◆ CHALLENGE: Check each line of the data for "JSON" and select those that have it.

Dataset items

--- Start ---

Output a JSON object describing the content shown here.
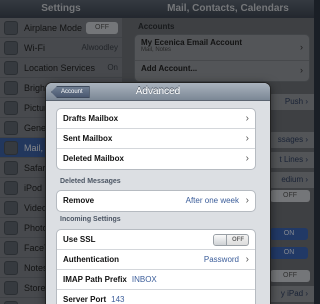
{
  "background": {
    "left_title": "Settings",
    "right_title": "Mail, Contacts, Calendars",
    "settings_items": [
      {
        "label": "Airplane Mode",
        "toggle": "OFF"
      },
      {
        "label": "Wi-Fi",
        "value": "Alwoodley"
      },
      {
        "label": "Location Services",
        "value": "On"
      },
      {
        "label": "Brightne"
      },
      {
        "label": "Picture F"
      },
      {
        "label": "General"
      },
      {
        "label": "Mail, Con",
        "selected": true
      },
      {
        "label": "Safari"
      },
      {
        "label": "iPod"
      },
      {
        "label": "Video"
      },
      {
        "label": "Photos"
      },
      {
        "label": "FaceTim"
      },
      {
        "label": "Notes"
      },
      {
        "label": "Store"
      },
      {
        "label": "BBC iPla"
      }
    ],
    "accounts_header": "Accounts",
    "account_name": "My Ecenica Email Account",
    "account_sub": "Mail, Notes",
    "add_account": "Add Account...",
    "peek_push": "Push",
    "peek_messages": "ssages",
    "peek_lines": "t Lines",
    "peek_medium": "edium",
    "peek_off_top": "OFF",
    "peek_on": "ON",
    "peek_on2": "ON",
    "peek_off_bottom": "OFF",
    "peek_ipad": "y iPad"
  },
  "modal": {
    "back_label": "Account",
    "title": "Advanced",
    "mailboxes": [
      "Drafts Mailbox",
      "Sent Mailbox",
      "Deleted Mailbox"
    ],
    "deleted_header": "Deleted Messages",
    "remove_label": "Remove",
    "remove_value": "After one week",
    "incoming_header": "Incoming Settings",
    "ssl_label": "Use SSL",
    "ssl_value": "OFF",
    "auth_label": "Authentication",
    "auth_value": "Password",
    "imap_label": "IMAP Path Prefix",
    "imap_value": "INBOX",
    "port_label": "Server Port",
    "port_value": "143"
  }
}
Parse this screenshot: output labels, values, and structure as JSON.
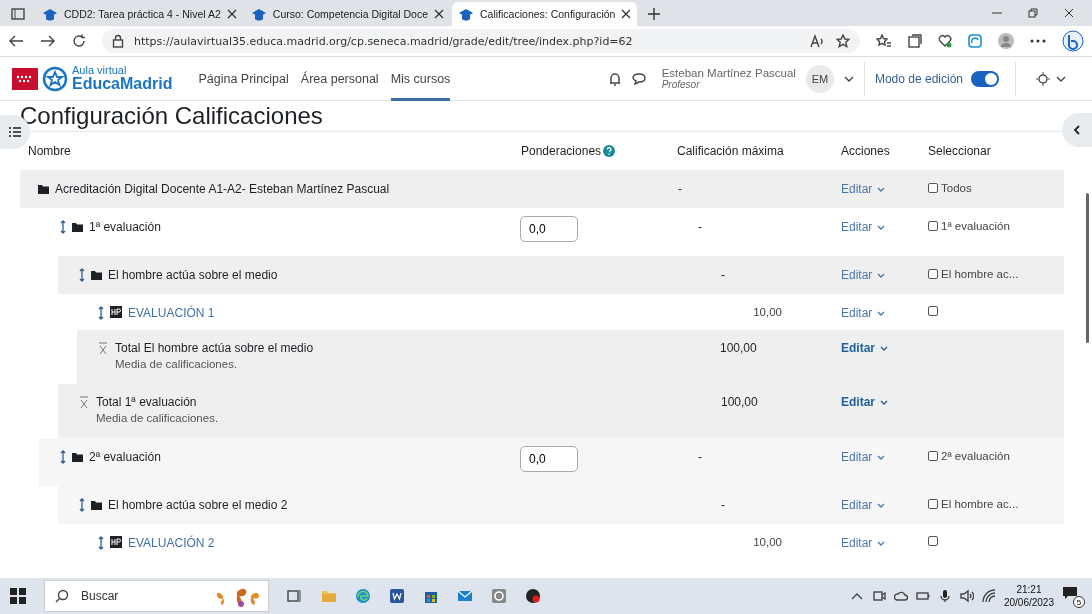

--- End ---

◆ COMPLETE RESPONSE:
Output a JSON object describing the content shown here.
Parse this screenshot: output labels, values, and structure as JSON.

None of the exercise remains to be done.